**Your task:** Output every line of the data exactly as it appears.

**Extracted entries:**

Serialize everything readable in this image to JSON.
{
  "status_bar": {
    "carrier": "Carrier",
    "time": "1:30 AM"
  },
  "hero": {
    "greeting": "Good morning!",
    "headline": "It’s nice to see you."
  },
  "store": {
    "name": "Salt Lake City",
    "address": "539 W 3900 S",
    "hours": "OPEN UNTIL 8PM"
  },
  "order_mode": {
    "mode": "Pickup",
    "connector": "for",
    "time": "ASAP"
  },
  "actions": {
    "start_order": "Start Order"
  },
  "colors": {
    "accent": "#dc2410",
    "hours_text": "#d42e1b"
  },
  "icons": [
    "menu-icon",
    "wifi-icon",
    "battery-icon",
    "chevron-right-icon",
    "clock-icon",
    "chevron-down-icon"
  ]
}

**The response:**
Serialize everything readable in this image to JSON.
{
  "status_bar": {
    "carrier": "Carrier",
    "time": "1:30 AM"
  },
  "hero": {
    "greeting": "Good morning!",
    "headline": "It’s nice to see you."
  },
  "store": {
    "name": "Salt Lake City",
    "address": "539 W 3900 S",
    "hours": "OPEN UNTIL 8PM"
  },
  "order_mode": {
    "mode": "Pickup",
    "connector": "for",
    "time": "ASAP"
  },
  "actions": {
    "start_order": "Start Order"
  },
  "colors": {
    "accent": "#dc2410",
    "hours_text": "#d42e1b"
  },
  "icons": [
    "menu-icon",
    "wifi-icon",
    "battery-icon",
    "chevron-right-icon",
    "clock-icon",
    "chevron-down-icon"
  ]
}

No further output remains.